◆ **What this task involves**:
Output the full material exactly as it appears here.

◆ **Record list**:
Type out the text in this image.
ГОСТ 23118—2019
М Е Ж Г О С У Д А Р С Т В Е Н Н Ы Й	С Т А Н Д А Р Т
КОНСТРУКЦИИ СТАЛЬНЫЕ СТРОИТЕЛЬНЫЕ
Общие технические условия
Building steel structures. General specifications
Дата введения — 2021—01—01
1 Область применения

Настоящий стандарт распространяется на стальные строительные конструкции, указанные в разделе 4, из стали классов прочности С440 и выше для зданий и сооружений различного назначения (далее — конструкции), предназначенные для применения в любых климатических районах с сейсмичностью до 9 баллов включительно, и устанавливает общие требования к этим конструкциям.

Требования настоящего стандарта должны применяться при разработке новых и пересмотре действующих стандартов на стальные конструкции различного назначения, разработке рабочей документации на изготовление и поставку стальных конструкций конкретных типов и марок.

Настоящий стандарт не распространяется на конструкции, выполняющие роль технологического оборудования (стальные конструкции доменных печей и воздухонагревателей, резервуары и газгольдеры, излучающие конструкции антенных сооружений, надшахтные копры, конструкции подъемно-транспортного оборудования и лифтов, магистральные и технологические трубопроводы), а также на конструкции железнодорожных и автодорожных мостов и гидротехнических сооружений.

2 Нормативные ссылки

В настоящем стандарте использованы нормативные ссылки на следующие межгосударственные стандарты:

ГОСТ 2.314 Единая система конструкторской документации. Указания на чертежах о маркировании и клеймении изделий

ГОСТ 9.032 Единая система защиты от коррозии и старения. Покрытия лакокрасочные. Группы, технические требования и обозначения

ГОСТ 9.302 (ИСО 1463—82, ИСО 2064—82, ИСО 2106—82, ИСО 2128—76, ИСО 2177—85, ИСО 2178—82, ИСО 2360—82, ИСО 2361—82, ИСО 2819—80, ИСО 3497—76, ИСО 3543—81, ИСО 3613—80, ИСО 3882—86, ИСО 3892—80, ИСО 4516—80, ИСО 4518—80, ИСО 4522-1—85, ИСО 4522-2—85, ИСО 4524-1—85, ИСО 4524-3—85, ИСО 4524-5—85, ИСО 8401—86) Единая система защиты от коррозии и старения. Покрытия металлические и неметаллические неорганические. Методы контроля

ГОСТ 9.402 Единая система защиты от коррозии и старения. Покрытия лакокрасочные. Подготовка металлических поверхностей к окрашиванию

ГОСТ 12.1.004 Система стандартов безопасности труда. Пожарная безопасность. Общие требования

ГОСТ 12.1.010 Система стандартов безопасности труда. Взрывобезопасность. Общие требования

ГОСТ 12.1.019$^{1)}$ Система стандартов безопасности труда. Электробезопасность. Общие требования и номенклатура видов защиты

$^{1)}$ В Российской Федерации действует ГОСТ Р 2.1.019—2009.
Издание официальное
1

◆ **Solution for this task**:
Type out the text in this image.
ГОСТ 23118—2019
М Е Ж Г О С У Д А Р С Т В Е Н Н Ы Й	С Т А Н Д А Р Т
КОНСТРУКЦИИ СТАЛЬНЫЕ СТРОИТЕЛЬНЫЕ
Общие технические условия
Building steel structures. General specifications
Дата введения — 2021—01—01
1 Область применения

Настоящий стандарт распространяется на стальные строительные конструкции, указанные в разделе 4, из стали классов прочности С440 и выше для зданий и сооружений различного назначения (далее — конструкции), предназначенные для применения в любых климатических районах с сейсмичностью до 9 баллов включительно, и устанавливает общие требования к этим конструкциям.

Требования настоящего стандарта должны применяться при разработке новых и пересмотре действующих стандартов на стальные конструкции различного назначения, разработке рабочей документации на изготовление и поставку стальных конструкций конкретных типов и марок.

Настоящий стандарт не распространяется на конструкции, выполняющие роль технологического оборудования (стальные конструкции доменных печей и воздухонагревателей, резервуары и газгольдеры, излучающие конструкции антенных сооружений, надшахтные копры, конструкции подъемно-транспортного оборудования и лифтов, магистральные и технологические трубопроводы), а также на конструкции железнодорожных и автодорожных мостов и гидротехнических сооружений.

2 Нормативные ссылки

В настоящем стандарте использованы нормативные ссылки на следующие межгосударственные стандарты:

ГОСТ 2.314 Единая система конструкторской документации. Указания на чертежах о маркировании и клеймении изделий

ГОСТ 9.032 Единая система защиты от коррозии и старения. Покрытия лакокрасочные. Группы, технические требования и обозначения

ГОСТ 9.302 (ИСО 1463—82, ИСО 2064—82, ИСО 2106—82, ИСО 2128—76, ИСО 2177—85, ИСО 2178—82, ИСО 2360—82, ИСО 2361—82, ИСО 2819—80, ИСО 3497—76, ИСО 3543—81, ИСО 3613—80, ИСО 3882—86, ИСО 3892—80, ИСО 4516—80, ИСО 4518—80, ИСО 4522-1—85, ИСО 4522-2—85, ИСО 4524-1—85, ИСО 4524-3—85, ИСО 4524-5—85, ИСО 8401—86) Единая система защиты от коррозии и старения. Покрытия металлические и неметаллические неорганические. Методы контроля

ГОСТ 9.402 Единая система защиты от коррозии и старения. Покрытия лакокрасочные. Подготовка металлических поверхностей к окрашиванию

ГОСТ 12.1.004 Система стандартов безопасности труда. Пожарная безопасность. Общие требования

ГОСТ 12.1.010 Система стандартов безопасности труда. Взрывобезопасность. Общие требования

ГОСТ 12.1.019$^{1)}$ Система стандартов безопасности труда. Электробезопасность. Общие требования и номенклатура видов защиты

$^{1)}$ В Российской Федерации действует ГОСТ Р 2.1.019—2009.
Издание официальное
1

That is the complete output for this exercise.